--- start of DATA SHOWN ---

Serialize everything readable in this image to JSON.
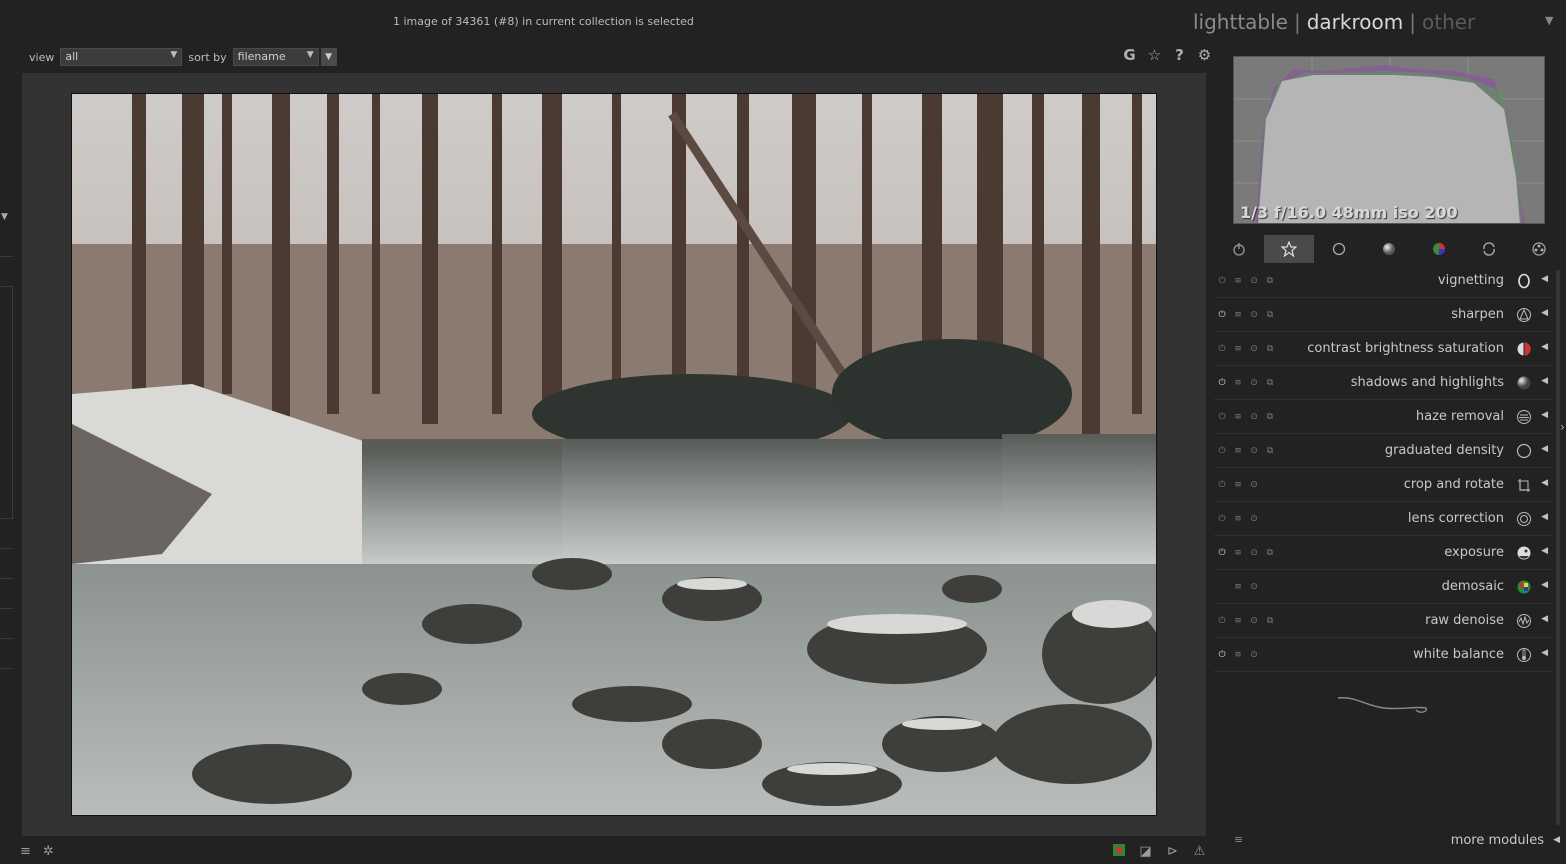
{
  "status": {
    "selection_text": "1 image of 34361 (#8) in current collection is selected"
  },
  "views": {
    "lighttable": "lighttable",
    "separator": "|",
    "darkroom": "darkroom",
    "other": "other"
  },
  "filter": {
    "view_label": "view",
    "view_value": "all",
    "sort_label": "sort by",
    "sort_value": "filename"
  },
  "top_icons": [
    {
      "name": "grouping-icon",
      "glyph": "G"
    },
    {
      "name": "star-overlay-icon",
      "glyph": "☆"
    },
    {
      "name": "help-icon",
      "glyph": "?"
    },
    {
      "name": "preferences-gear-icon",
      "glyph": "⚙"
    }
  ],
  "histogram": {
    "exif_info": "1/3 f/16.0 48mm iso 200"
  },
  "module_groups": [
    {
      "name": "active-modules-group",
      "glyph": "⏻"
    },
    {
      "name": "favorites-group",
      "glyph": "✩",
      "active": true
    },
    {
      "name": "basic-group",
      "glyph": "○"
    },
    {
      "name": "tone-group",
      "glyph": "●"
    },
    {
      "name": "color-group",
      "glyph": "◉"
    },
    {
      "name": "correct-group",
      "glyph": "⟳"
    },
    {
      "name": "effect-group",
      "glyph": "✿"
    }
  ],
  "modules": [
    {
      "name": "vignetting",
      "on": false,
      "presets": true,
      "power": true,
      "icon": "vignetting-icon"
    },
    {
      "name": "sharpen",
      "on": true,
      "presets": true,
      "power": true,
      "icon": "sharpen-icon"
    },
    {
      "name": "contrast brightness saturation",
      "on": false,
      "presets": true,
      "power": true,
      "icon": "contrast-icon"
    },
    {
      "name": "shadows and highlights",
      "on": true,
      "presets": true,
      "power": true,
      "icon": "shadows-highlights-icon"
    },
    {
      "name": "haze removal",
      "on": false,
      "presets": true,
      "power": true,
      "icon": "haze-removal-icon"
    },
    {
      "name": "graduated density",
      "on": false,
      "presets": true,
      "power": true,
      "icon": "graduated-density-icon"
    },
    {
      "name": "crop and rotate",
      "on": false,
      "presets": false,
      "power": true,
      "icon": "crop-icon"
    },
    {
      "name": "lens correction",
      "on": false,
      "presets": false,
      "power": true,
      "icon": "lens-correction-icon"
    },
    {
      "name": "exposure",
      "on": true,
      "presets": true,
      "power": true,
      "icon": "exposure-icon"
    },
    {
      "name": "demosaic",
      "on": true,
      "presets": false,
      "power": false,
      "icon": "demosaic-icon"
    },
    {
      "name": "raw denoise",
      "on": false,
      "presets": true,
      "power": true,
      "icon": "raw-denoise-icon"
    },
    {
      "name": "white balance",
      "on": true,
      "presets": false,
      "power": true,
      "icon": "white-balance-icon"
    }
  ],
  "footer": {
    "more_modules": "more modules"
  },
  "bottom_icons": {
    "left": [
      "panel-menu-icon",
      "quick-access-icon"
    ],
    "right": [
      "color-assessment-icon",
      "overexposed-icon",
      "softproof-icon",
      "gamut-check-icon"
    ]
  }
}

--- end of DATA SHOWN ---

Above are the records; copy every line in them that holds the word "white".

      "name": "white balance",
      "icon": "white-balance-icon"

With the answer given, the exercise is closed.